TASK STATEMENT ->
Quote the records that follow in full and exactly; leave out the pictures.

(Recorded data)

[Start]

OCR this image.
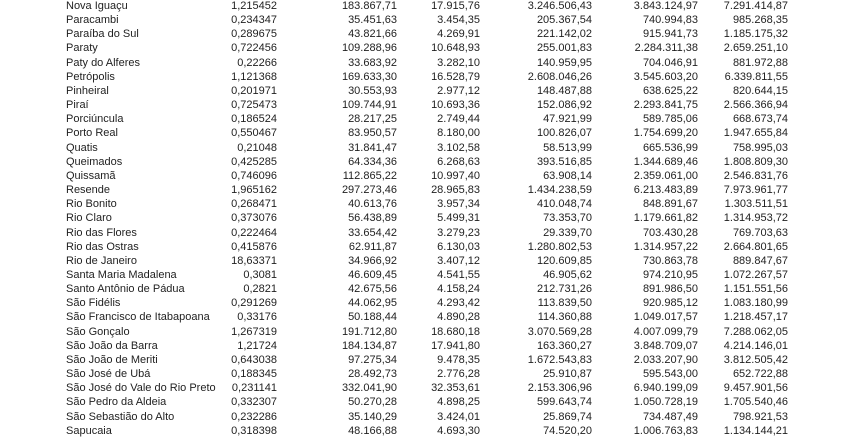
Nova Iguaçu	1,215452	183.867,71	17.915,76	3.246.506,43	3.843.124,97	7.291.414,87
Paracambi	0,234347	35.451,63	3.454,35	205.367,54	740.994,83	985.268,35
Paraíba do Sul	0,289675	43.821,66	4.269,91	221.142,02	915.941,73	1.185.175,32
Paraty	0,722456	109.288,96	10.648,93	255.001,83	2.284.311,38	2.659.251,10
Paty do Alferes	0,22266	33.683,92	3.282,10	140.959,95	704.046,91	881.972,88
Petrópolis	1,121368	169.633,30	16.528,79	2.608.046,26	3.545.603,20	6.339.811,55
Pinheiral	0,201971	30.553,93	2.977,12	148.487,88	638.625,22	820.644,15
Piraí	0,725473	109.744,91	10.693,36	152.086,92	2.293.841,75	2.566.366,94
Porciúncula	0,186524	28.217,25	2.749,44	47.921,99	589.785,06	668.673,74
Porto Real	0,550467	83.950,57	8.180,00	100.826,07	1.754.699,20	1.947.655,84
Quatis	0,21048	31.841,47	3.102,58	58.513,99	665.536,99	758.995,03
Queimados	0,425285	64.334,36	6.268,63	393.516,85	1.344.689,46	1.808.809,30
Quissamã	0,746096	112.865,22	10.997,40	63.908,14	2.359.061,00	2.546.831,76
Resende	1,965162	297.273,46	28.965,83	1.434.238,59	6.213.483,89	7.973.961,77
Rio Bonito	0,268471	40.613,76	3.957,34	410.048,74	848.891,67	1.303.511,51
Rio Claro	0,373076	56.438,89	5.499,31	73.353,70	1.179.661,82	1.314.953,72
Rio das Flores	0,222464	33.654,42	3.279,23	29.339,70	703.430,28	769.703,63
Rio das Ostras	0,415876	62.911,87	6.130,03	1.280.802,53	1.314.957,22	2.664.801,65
Rio de Janeiro	18,63371	34.966,92	3.407,12	120.609,85	730.863,78	889.847,67
Santa Maria Madalena	0,3081	46.609,45	4.541,55	46.905,62	974.210,95	1.072.267,57
Santo Antônio de Pádua	0,2821	42.675,56	4.158,24	212.731,26	891.986,50	1.151.551,56
São Fidélis	0,291269	44.062,95	4.293,42	113.839,50	920.985,12	1.083.180,99
São Francisco de Itabapoana	0,33176	50.188,44	4.890,28	114.360,88	1.049.017,57	1.218.457,17
São Gonçalo	1,267319	191.712,80	18.680,18	3.070.569,28	4.007.099,79	7.288.062,05
São João da Barra	1,21724	184.134,87	17.941,80	163.360,27	3.848.709,07	4.214.146,01
São João de Meriti	0,643038	97.275,34	9.478,35	1.672.543,83	2.033.207,90	3.812.505,42
São José de Ubá	0,188345	28.492,73	2.776,28	25.910,87	595.543,00	652.722,88
São José do Vale do Rio Preto	0,231141	332.041,90	32.353,61	2.153.306,96	6.940.199,09	9.457.901,56
São Pedro da Aldeia	0,332307	50.270,28	4.898,25	599.643,74	1.050.728,19	1.705.540,46
São Sebastião do Alto	0,232286	35.140,29	3.424,01	25.869,74	734.487,49	798.921,53
Sapucaia	0,318398	48.166,88	4.693,30	74.520,20	1.006.763,83	1.134.144,21
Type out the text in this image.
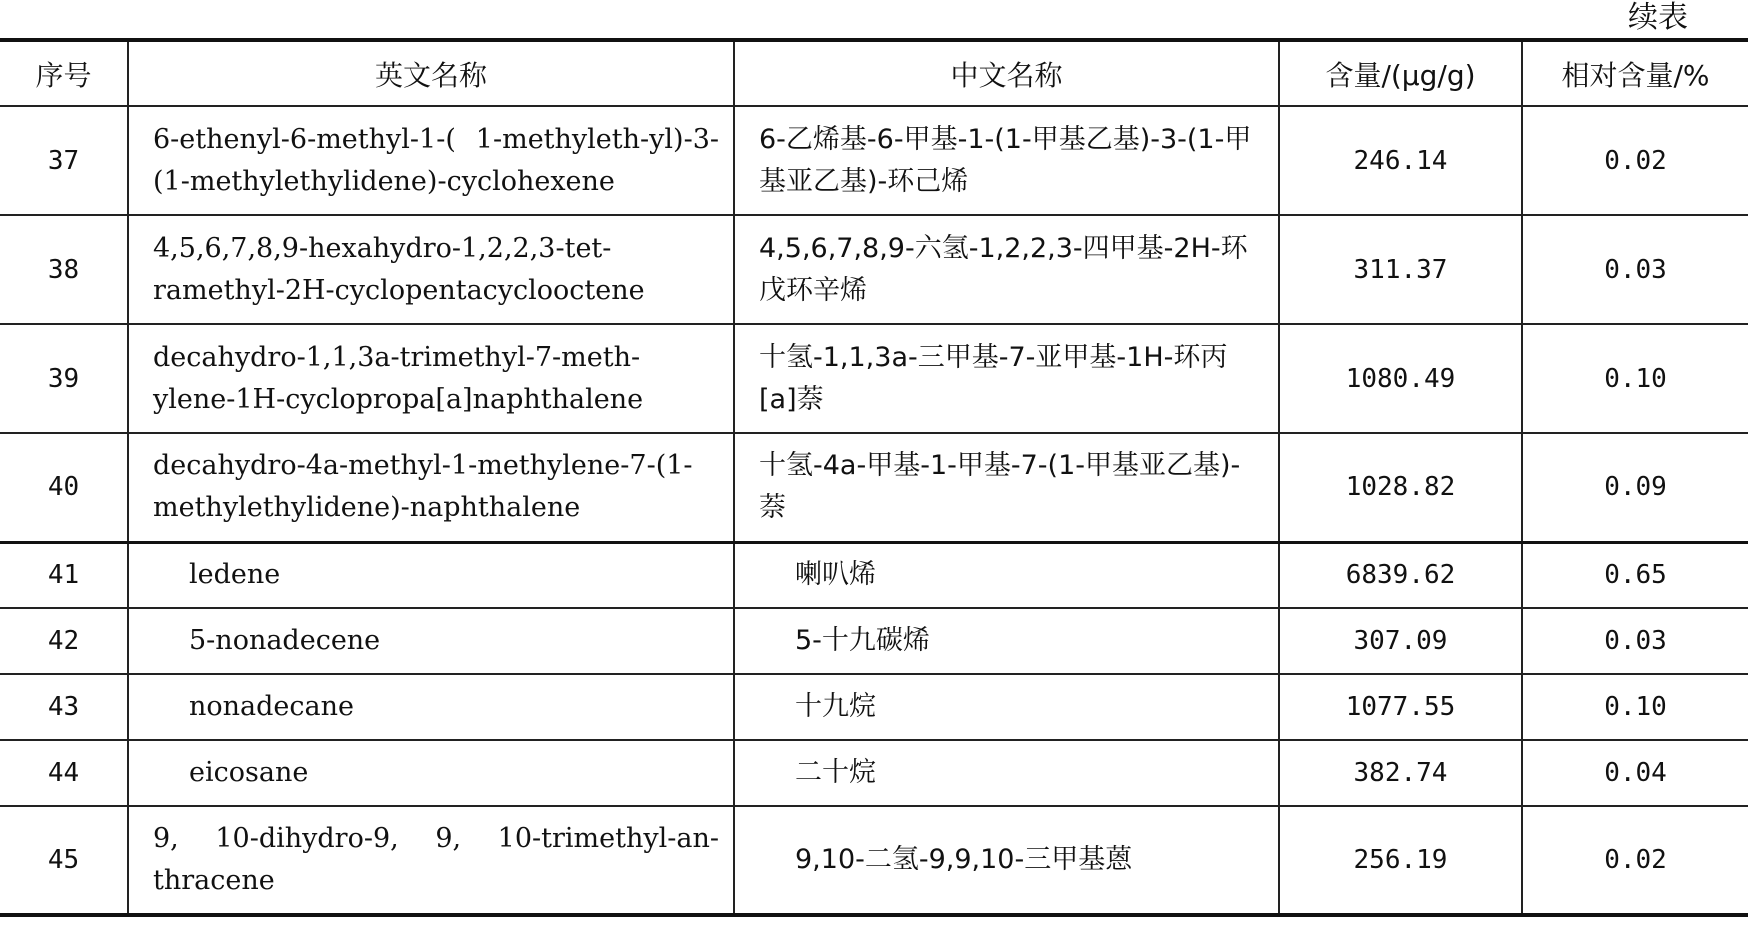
续表
序号	英文名称	中文名称	含量/(μg/g)	相对含量/%
37	6-ethenyl-6-methyl-1-( 1-methyleth-yl)-3-(1-methylethylidene)-cyclohexene	6-乙烯基-6-甲基-1-(1-甲基乙基)-3-(1-甲基亚乙基)-环己烯	246.14	0.02
38	4,5,6,7,8,9-hexahydro-1,2,2,3-tet-ramethyl-2H-cyclopentacyclooctene	4,5,6,7,8,9-六氢-1,2,2,3-四甲基-2H-环戊环辛烯	311.37	0.03
39	decahydro-1,1,3a-trimethyl-7-meth-ylene-1H-cyclopropa[a]naphthalene	十氢-1,1,3a-三甲基-7-亚甲基-1H-环丙[a]萘	1080.49	0.10
40	decahydro-4a-methyl-1-methylene-7-(1-methylethylidene)-naphthalene	十氢-4a-甲基-1-甲基-7-(1-甲基亚乙基)-萘	1028.82	0.09
41	ledene	喇叭烯	6839.62	0.65
42	5-nonadecene	5-十九碳烯	307.09	0.03
43	nonadecane	十九烷	1077.55	0.10
44	eicosane	二十烷	382.74	0.04
45	9, 10-dihydro-9, 9, 10-trimethyl-an-thracene	9,10-二氢-9,9,10-三甲基蒽	256.19	0.02
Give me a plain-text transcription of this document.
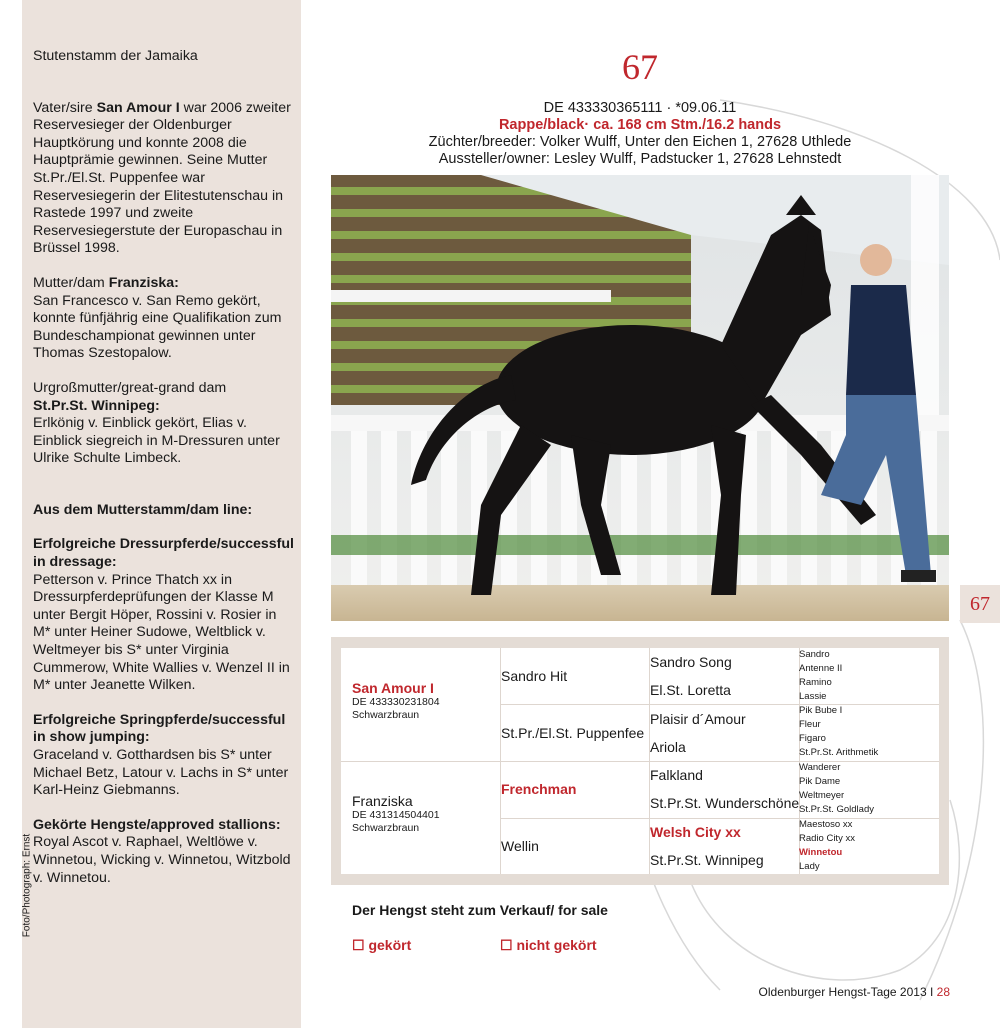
Stutenstamm der Jamaika

Vater/sire San Amour I war 2006 zweiter Reservesieger der Oldenburger Hauptkörung und konnte 2008 die Hauptprämie gewinnen. Seine Mutter St.Pr./El.St. Puppenfee war Reservesiegerin der Elitestutenschau in Rastede 1997 und zweite Reservesiegerstute der Europaschau in Brüssel 1998.

Mutter/dam Franziska:
San Francesco v. San Remo gekört, konnte fünfjährig eine Qualifikation zum Bundeschampionat gewinnen unter Thomas Szestopalow.

Urgroßmutter/great-grand dam
St.Pr.St. Winnipeg:
Erlkönig v. Einblick gekört, Elias v. Einblick siegreich in M-Dressuren unter Ulrike Schulte Limbeck.

Aus dem Mutterstamm/dam line:

Erfolgreiche Dressurpferde/successful in dressage:
Petterson v. Prince Thatch xx in Dressurpferdeprüfungen der Klasse M unter Bergit Höper, Rossini v. Rosier in M* unter Heiner Sudowe, Weltblick v. Weltmeyer bis S* unter Virginia Cummerow, White Wallies v. Wenzel II in M* unter Jeanette Wilken.

Erfolgreiche Springpferde/successful in show jumping:
Graceland v. Gotthardsen bis S* unter Michael Betz, Latour v. Lachs in S* unter Karl-Heinz Giebmanns.

Gekörte Hengste/approved stallions:
Royal Ascot v. Raphael, Weltlöwe v. Winnetou, Wicking v. Winnetou, Witzbold v. Winnetou.

Foto/Photograph: Ernst
67
DE 433330365111 · *09.06.11
Rappe/black· ca. 168 cm Stm./16.2 hands
Züchter/breeder: Volker Wulff, Unter den Eichen 1, 27628 Uthlede
Aussteller/owner: Lesley Wulff, Padstucker 1, 27628 Lehnstedt
67
San Amour I
DE 433330231804
Schwarzbraun
Franziska
DE 431314504401
Schwarzbraun
Sandro Hit
St.Pr./El.St. Puppenfee
Frenchman
Wellin
Sandro Song
El.St. Loretta
Plaisir d´Amour
Ariola
Falkland
St.Pr.St. Wunderschöne
Welsh City xx
St.Pr.St. Winnipeg
Sandro
Antenne II
Ramino
Lassie
Pik Bube I
Fleur
Figaro
St.Pr.St. Arithmetik
Wanderer
Pik Dame
Weltmeyer
St.Pr.St. Goldlady
Maestoso xx
Radio City xx
Winnetou
Lady
Der Hengst steht zum Verkauf/ for sale
☐ gekört	☐ nicht gekört
Oldenburger Hengst-Tage 2013 I 28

[End]

TASK SOLUTION ->
OCR this image.
Nova Iguaçu	1,215452	183.867,71	17.915,76	3.246.506,43	3.843.124,97	7.291.414,87
Paracambi	0,234347	35.451,63	3.454,35	205.367,54	740.994,83	985.268,35
Paraíba do Sul	0,289675	43.821,66	4.269,91	221.142,02	915.941,73	1.185.175,32
Paraty	0,722456	109.288,96	10.648,93	255.001,83	2.284.311,38	2.659.251,10
Paty do Alferes	0,22266	33.683,92	3.282,10	140.959,95	704.046,91	881.972,88
Petrópolis	1,121368	169.633,30	16.528,79	2.608.046,26	3.545.603,20	6.339.811,55
Pinheiral	0,201971	30.553,93	2.977,12	148.487,88	638.625,22	820.644,15
Piraí	0,725473	109.744,91	10.693,36	152.086,92	2.293.841,75	2.566.366,94
Porciúncula	0,186524	28.217,25	2.749,44	47.921,99	589.785,06	668.673,74
Porto Real	0,550467	83.950,57	8.180,00	100.826,07	1.754.699,20	1.947.655,84
Quatis	0,21048	31.841,47	3.102,58	58.513,99	665.536,99	758.995,03
Queimados	0,425285	64.334,36	6.268,63	393.516,85	1.344.689,46	1.808.809,30
Quissamã	0,746096	112.865,22	10.997,40	63.908,14	2.359.061,00	2.546.831,76
Resende	1,965162	297.273,46	28.965,83	1.434.238,59	6.213.483,89	7.973.961,77
Rio Bonito	0,268471	40.613,76	3.957,34	410.048,74	848.891,67	1.303.511,51
Rio Claro	0,373076	56.438,89	5.499,31	73.353,70	1.179.661,82	1.314.953,72
Rio das Flores	0,222464	33.654,42	3.279,23	29.339,70	703.430,28	769.703,63
Rio das Ostras	0,415876	62.911,87	6.130,03	1.280.802,53	1.314.957,22	2.664.801,65
Rio de Janeiro	18,63371	34.966,92	3.407,12	120.609,85	730.863,78	889.847,67
Santa Maria Madalena	0,3081	46.609,45	4.541,55	46.905,62	974.210,95	1.072.267,57
Santo Antônio de Pádua	0,2821	42.675,56	4.158,24	212.731,26	891.986,50	1.151.551,56
São Fidélis	0,291269	44.062,95	4.293,42	113.839,50	920.985,12	1.083.180,99
São Francisco de Itabapoana	0,33176	50.188,44	4.890,28	114.360,88	1.049.017,57	1.218.457,17
São Gonçalo	1,267319	191.712,80	18.680,18	3.070.569,28	4.007.099,79	7.288.062,05
São João da Barra	1,21724	184.134,87	17.941,80	163.360,27	3.848.709,07	4.214.146,01
São João de Meriti	0,643038	97.275,34	9.478,35	1.672.543,83	2.033.207,90	3.812.505,42
São José de Ubá	0,188345	28.492,73	2.776,28	25.910,87	595.543,00	652.722,88
São José do Vale do Rio Preto	0,231141	332.041,90	32.353,61	2.153.306,96	6.940.199,09	9.457.901,56
São Pedro da Aldeia	0,332307	50.270,28	4.898,25	599.643,74	1.050.728,19	1.705.540,46
São Sebastião do Alto	0,232286	35.140,29	3.424,01	25.869,74	734.487,49	798.921,53
Sapucaia	0,318398	48.166,88	4.693,30	74.520,20	1.006.763,83	1.134.144,21
Type out the text in this image.
续表
序号	英文名称	中文名称	含量/(μg/g)	相对含量/%
37	6-ethenyl-6-methyl-1-( 1-methyleth-yl)-3-(1-methylethylidene)-cyclohexene	6-乙烯基-6-甲基-1-(1-甲基乙基)-3-(1-甲基亚乙基)-环己烯	246.14	0.02
38	4,5,6,7,8,9-hexahydro-1,2,2,3-tet-ramethyl-2H-cyclopentacyclooctene	4,5,6,7,8,9-六氢-1,2,2,3-四甲基-2H-环戊环辛烯	311.37	0.03
39	decahydro-1,1,3a-trimethyl-7-meth-ylene-1H-cyclopropa[a]naphthalene	十氢-1,1,3a-三甲基-7-亚甲基-1H-环丙[a]萘	1080.49	0.10
40	decahydro-4a-methyl-1-methylene-7-(1-methylethylidene)-naphthalene	十氢-4a-甲基-1-甲基-7-(1-甲基亚乙基)-萘	1028.82	0.09
41	ledene	喇叭烯	6839.62	0.65
42	5-nonadecene	5-十九碳烯	307.09	0.03
43	nonadecane	十九烷	1077.55	0.10
44	eicosane	二十烷	382.74	0.04
45	9, 10-dihydro-9, 9, 10-trimethyl-an-thracene	9,10-二氢-9,9,10-三甲基蒽	256.19	0.02
Give me a plain-text transcription of this document.
Stutenstamm der Jamaika

Vater/sire San Amour I war 2006 zweiter Reservesieger der Oldenburger Hauptkörung und konnte 2008 die Hauptprämie gewinnen. Seine Mutter St.Pr./El.St. Puppenfee war Reservesiegerin der Elitestutenschau in Rastede 1997 und zweite Reservesiegerstute der Europaschau in Brüssel 1998.

Mutter/dam Franziska:
San Francesco v. San Remo gekört, konnte fünfjährig eine Qualifikation zum Bundeschampionat gewinnen unter Thomas Szestopalow.

Urgroßmutter/great-grand dam
St.Pr.St. Winnipeg:
Erlkönig v. Einblick gekört, Elias v. Einblick siegreich in M-Dressuren unter Ulrike Schulte Limbeck.

Aus dem Mutterstamm/dam line:

Erfolgreiche Dressurpferde/successful in dressage:
Petterson v. Prince Thatch xx in Dressurpferdeprüfungen der Klasse M unter Bergit Höper, Rossini v. Rosier in M* unter Heiner Sudowe, Weltblick v. Weltmeyer bis S* unter Virginia Cummerow, White Wallies v. Wenzel II in M* unter Jeanette Wilken.

Erfolgreiche Springpferde/successful in show jumping:
Graceland v. Gotthardsen bis S* unter Michael Betz, Latour v. Lachs in S* unter Karl-Heinz Giebmanns.

Gekörte Hengste/approved stallions:
Royal Ascot v. Raphael, Weltlöwe v. Winnetou, Wicking v. Winnetou, Witzbold v. Winnetou.

Foto/Photograph: Ernst
67
DE 433330365111 · *09.06.11
Rappe/black· ca. 168 cm Stm./16.2 hands
Züchter/breeder: Volker Wulff, Unter den Eichen 1, 27628 Uthlede
Aussteller/owner: Lesley Wulff, Padstucker 1, 27628 Lehnstedt
67
San Amour I
DE 433330231804
Schwarzbraun
Franziska
DE 431314504401
Schwarzbraun
Sandro Hit
St.Pr./El.St. Puppenfee
Frenchman
Wellin
Sandro Song
El.St. Loretta
Plaisir d´Amour
Ariola
Falkland
St.Pr.St. Wunderschöne
Welsh City xx
St.Pr.St. Winnipeg
Sandro
Antenne II
Ramino
Lassie
Pik Bube I
Fleur
Figaro
St.Pr.St. Arithmetik
Wanderer
Pik Dame
Weltmeyer
St.Pr.St. Goldlady
Maestoso xx
Radio City xx
Winnetou
Lady
Der Hengst steht zum Verkauf/ for sale
☐ gekört	☐ nicht gekört
Oldenburger Hengst-Tage 2013 I 28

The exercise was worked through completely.